> Your task
The data below is to be returned in full and exactly.
------ Entries ------
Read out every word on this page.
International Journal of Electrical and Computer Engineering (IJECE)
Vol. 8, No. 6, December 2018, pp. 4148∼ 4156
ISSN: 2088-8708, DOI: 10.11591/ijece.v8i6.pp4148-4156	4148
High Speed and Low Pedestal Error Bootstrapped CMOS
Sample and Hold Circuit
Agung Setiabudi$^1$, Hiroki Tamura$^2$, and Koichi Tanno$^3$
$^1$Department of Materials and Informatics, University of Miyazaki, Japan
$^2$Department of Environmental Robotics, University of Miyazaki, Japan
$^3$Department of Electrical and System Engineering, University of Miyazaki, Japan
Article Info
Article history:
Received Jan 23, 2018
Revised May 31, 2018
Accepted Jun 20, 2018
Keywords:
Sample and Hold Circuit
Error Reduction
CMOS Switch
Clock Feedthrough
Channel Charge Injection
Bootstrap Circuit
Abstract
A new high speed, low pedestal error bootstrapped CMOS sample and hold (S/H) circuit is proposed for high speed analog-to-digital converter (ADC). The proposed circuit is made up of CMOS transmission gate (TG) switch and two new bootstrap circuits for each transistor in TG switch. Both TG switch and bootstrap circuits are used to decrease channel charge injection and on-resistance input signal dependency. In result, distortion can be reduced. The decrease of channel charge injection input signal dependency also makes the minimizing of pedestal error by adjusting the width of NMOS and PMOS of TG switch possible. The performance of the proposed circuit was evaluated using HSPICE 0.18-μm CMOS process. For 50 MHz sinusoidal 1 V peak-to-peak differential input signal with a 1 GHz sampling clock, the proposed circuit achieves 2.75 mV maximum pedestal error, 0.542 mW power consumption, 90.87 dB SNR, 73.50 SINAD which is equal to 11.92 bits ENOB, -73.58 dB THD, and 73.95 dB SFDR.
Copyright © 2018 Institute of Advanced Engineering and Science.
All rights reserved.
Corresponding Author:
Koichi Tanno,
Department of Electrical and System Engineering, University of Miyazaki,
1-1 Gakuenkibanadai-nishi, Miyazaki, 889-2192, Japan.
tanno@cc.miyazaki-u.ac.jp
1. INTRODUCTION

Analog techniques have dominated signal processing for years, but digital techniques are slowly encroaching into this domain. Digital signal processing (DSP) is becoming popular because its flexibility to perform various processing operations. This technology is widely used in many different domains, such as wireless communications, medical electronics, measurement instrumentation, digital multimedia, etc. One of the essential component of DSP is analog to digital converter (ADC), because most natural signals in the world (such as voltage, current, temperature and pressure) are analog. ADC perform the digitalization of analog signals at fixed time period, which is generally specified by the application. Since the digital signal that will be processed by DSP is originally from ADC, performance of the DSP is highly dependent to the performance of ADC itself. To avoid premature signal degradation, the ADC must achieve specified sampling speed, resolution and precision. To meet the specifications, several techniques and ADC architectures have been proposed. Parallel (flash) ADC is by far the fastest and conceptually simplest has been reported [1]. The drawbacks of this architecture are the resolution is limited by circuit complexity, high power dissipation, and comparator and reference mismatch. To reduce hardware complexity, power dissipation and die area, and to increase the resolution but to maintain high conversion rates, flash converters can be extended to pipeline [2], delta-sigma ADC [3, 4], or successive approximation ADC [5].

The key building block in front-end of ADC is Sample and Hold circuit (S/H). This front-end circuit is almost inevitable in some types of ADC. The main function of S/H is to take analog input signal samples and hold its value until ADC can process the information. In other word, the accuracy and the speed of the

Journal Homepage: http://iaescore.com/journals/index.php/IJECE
------
> Response
Read out every word on this page.
International Journal of Electrical and Computer Engineering (IJECE)
Vol. 8, No. 6, December 2018, pp. 4148∼ 4156
ISSN: 2088-8708, DOI: 10.11591/ijece.v8i6.pp4148-4156	4148
High Speed and Low Pedestal Error Bootstrapped CMOS
Sample and Hold Circuit
Agung Setiabudi$^1$, Hiroki Tamura$^2$, and Koichi Tanno$^3$
$^1$Department of Materials and Informatics, University of Miyazaki, Japan
$^2$Department of Environmental Robotics, University of Miyazaki, Japan
$^3$Department of Electrical and System Engineering, University of Miyazaki, Japan
Article Info
Article history:
Received Jan 23, 2018
Revised May 31, 2018
Accepted Jun 20, 2018
Keywords:
Sample and Hold Circuit
Error Reduction
CMOS Switch
Clock Feedthrough
Channel Charge Injection
Bootstrap Circuit
Abstract
A new high speed, low pedestal error bootstrapped CMOS sample and hold (S/H) circuit is proposed for high speed analog-to-digital converter (ADC). The proposed circuit is made up of CMOS transmission gate (TG) switch and two new bootstrap circuits for each transistor in TG switch. Both TG switch and bootstrap circuits are used to decrease channel charge injection and on-resistance input signal dependency. In result, distortion can be reduced. The decrease of channel charge injection input signal dependency also makes the minimizing of pedestal error by adjusting the width of NMOS and PMOS of TG switch possible. The performance of the proposed circuit was evaluated using HSPICE 0.18-μm CMOS process. For 50 MHz sinusoidal 1 V peak-to-peak differential input signal with a 1 GHz sampling clock, the proposed circuit achieves 2.75 mV maximum pedestal error, 0.542 mW power consumption, 90.87 dB SNR, 73.50 SINAD which is equal to 11.92 bits ENOB, -73.58 dB THD, and 73.95 dB SFDR.
Copyright © 2018 Institute of Advanced Engineering and Science.
All rights reserved.
Corresponding Author:
Koichi Tanno,
Department of Electrical and System Engineering, University of Miyazaki,
1-1 Gakuenkibanadai-nishi, Miyazaki, 889-2192, Japan.
tanno@cc.miyazaki-u.ac.jp
1. INTRODUCTION

Analog techniques have dominated signal processing for years, but digital techniques are slowly encroaching into this domain. Digital signal processing (DSP) is becoming popular because its flexibility to perform various processing operations. This technology is widely used in many different domains, such as wireless communications, medical electronics, measurement instrumentation, digital multimedia, etc. One of the essential component of DSP is analog to digital converter (ADC), because most natural signals in the world (such as voltage, current, temperature and pressure) are analog. ADC perform the digitalization of analog signals at fixed time period, which is generally specified by the application. Since the digital signal that will be processed by DSP is originally from ADC, performance of the DSP is highly dependent to the performance of ADC itself. To avoid premature signal degradation, the ADC must achieve specified sampling speed, resolution and precision. To meet the specifications, several techniques and ADC architectures have been proposed. Parallel (flash) ADC is by far the fastest and conceptually simplest has been reported [1]. The drawbacks of this architecture are the resolution is limited by circuit complexity, high power dissipation, and comparator and reference mismatch. To reduce hardware complexity, power dissipation and die area, and to increase the resolution but to maintain high conversion rates, flash converters can be extended to pipeline [2], delta-sigma ADC [3, 4], or successive approximation ADC [5].

The key building block in front-end of ADC is Sample and Hold circuit (S/H). This front-end circuit is almost inevitable in some types of ADC. The main function of S/H is to take analog input signal samples and hold its value until ADC can process the information. In other word, the accuracy and the speed of the

Journal Homepage: http://iaescore.com/journals/index.php/IJECE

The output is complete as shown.